**Required task:** Return the full listing exactly as it is written.

**Dataset entries:**

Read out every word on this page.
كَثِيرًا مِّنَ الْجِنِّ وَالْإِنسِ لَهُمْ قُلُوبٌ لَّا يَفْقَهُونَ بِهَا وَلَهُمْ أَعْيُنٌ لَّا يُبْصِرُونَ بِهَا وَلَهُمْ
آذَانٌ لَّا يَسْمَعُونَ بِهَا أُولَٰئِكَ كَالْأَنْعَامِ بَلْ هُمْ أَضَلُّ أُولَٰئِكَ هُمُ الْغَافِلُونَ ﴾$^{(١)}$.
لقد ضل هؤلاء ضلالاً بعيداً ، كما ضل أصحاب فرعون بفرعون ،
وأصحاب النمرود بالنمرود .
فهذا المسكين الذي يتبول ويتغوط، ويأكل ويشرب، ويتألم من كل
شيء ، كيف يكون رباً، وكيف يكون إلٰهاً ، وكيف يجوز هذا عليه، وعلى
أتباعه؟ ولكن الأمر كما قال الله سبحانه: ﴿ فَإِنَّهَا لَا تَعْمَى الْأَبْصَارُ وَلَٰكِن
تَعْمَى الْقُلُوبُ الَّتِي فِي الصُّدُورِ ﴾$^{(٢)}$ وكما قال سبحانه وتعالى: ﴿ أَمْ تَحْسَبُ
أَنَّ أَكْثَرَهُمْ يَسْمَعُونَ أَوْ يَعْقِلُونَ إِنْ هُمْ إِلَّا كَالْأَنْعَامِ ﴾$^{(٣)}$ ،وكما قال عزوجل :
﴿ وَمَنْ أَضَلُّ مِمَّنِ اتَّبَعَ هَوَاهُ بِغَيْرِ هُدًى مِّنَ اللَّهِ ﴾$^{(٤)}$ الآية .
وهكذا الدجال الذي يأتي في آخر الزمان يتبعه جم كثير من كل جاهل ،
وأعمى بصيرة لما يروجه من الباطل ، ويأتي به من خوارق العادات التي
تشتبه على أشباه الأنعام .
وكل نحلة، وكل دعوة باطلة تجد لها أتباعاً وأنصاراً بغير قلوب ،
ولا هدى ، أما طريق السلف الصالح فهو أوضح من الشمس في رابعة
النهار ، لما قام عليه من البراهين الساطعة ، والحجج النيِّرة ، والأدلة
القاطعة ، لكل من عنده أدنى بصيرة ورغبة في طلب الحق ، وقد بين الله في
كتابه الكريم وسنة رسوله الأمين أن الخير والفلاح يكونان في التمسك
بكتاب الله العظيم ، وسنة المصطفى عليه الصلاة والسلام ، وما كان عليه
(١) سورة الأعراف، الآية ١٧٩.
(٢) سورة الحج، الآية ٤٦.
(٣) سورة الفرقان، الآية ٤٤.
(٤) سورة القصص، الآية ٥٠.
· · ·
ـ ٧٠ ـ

**Correct output:**
Read out every word on this page.
كَثِيرًا مِّنَ الْجِنِّ وَالْإِنسِ لَهُمْ قُلُوبٌ لَّا يَفْقَهُونَ بِهَا وَلَهُمْ أَعْيُنٌ لَّا يُبْصِرُونَ بِهَا وَلَهُمْ
آذَانٌ لَّا يَسْمَعُونَ بِهَا أُولَٰئِكَ كَالْأَنْعَامِ بَلْ هُمْ أَضَلُّ أُولَٰئِكَ هُمُ الْغَافِلُونَ ﴾$^{(١)}$.
لقد ضل هؤلاء ضلالاً بعيداً ، كما ضل أصحاب فرعون بفرعون ،
وأصحاب النمرود بالنمرود .
فهذا المسكين الذي يتبول ويتغوط، ويأكل ويشرب، ويتألم من كل
شيء ، كيف يكون رباً، وكيف يكون إلٰهاً ، وكيف يجوز هذا عليه، وعلى
أتباعه؟ ولكن الأمر كما قال الله سبحانه: ﴿ فَإِنَّهَا لَا تَعْمَى الْأَبْصَارُ وَلَٰكِن
تَعْمَى الْقُلُوبُ الَّتِي فِي الصُّدُورِ ﴾$^{(٢)}$ وكما قال سبحانه وتعالى: ﴿ أَمْ تَحْسَبُ
أَنَّ أَكْثَرَهُمْ يَسْمَعُونَ أَوْ يَعْقِلُونَ إِنْ هُمْ إِلَّا كَالْأَنْعَامِ ﴾$^{(٣)}$ ،وكما قال عزوجل :
﴿ وَمَنْ أَضَلُّ مِمَّنِ اتَّبَعَ هَوَاهُ بِغَيْرِ هُدًى مِّنَ اللَّهِ ﴾$^{(٤)}$ الآية .
وهكذا الدجال الذي يأتي في آخر الزمان يتبعه جم كثير من كل جاهل ،
وأعمى بصيرة لما يروجه من الباطل ، ويأتي به من خوارق العادات التي
تشتبه على أشباه الأنعام .
وكل نحلة، وكل دعوة باطلة تجد لها أتباعاً وأنصاراً بغير قلوب ،
ولا هدى ، أما طريق السلف الصالح فهو أوضح من الشمس في رابعة
النهار ، لما قام عليه من البراهين الساطعة ، والحجج النيِّرة ، والأدلة
القاطعة ، لكل من عنده أدنى بصيرة ورغبة في طلب الحق ، وقد بين الله في
كتابه الكريم وسنة رسوله الأمين أن الخير والفلاح يكونان في التمسك
بكتاب الله العظيم ، وسنة المصطفى عليه الصلاة والسلام ، وما كان عليه
(١) سورة الأعراف، الآية ١٧٩.
(٢) سورة الحج، الآية ٤٦.
(٣) سورة الفرقان، الآية ٤٤.
(٤) سورة القصص، الآية ٥٠.
· · ·
ـ ٧٠ ـ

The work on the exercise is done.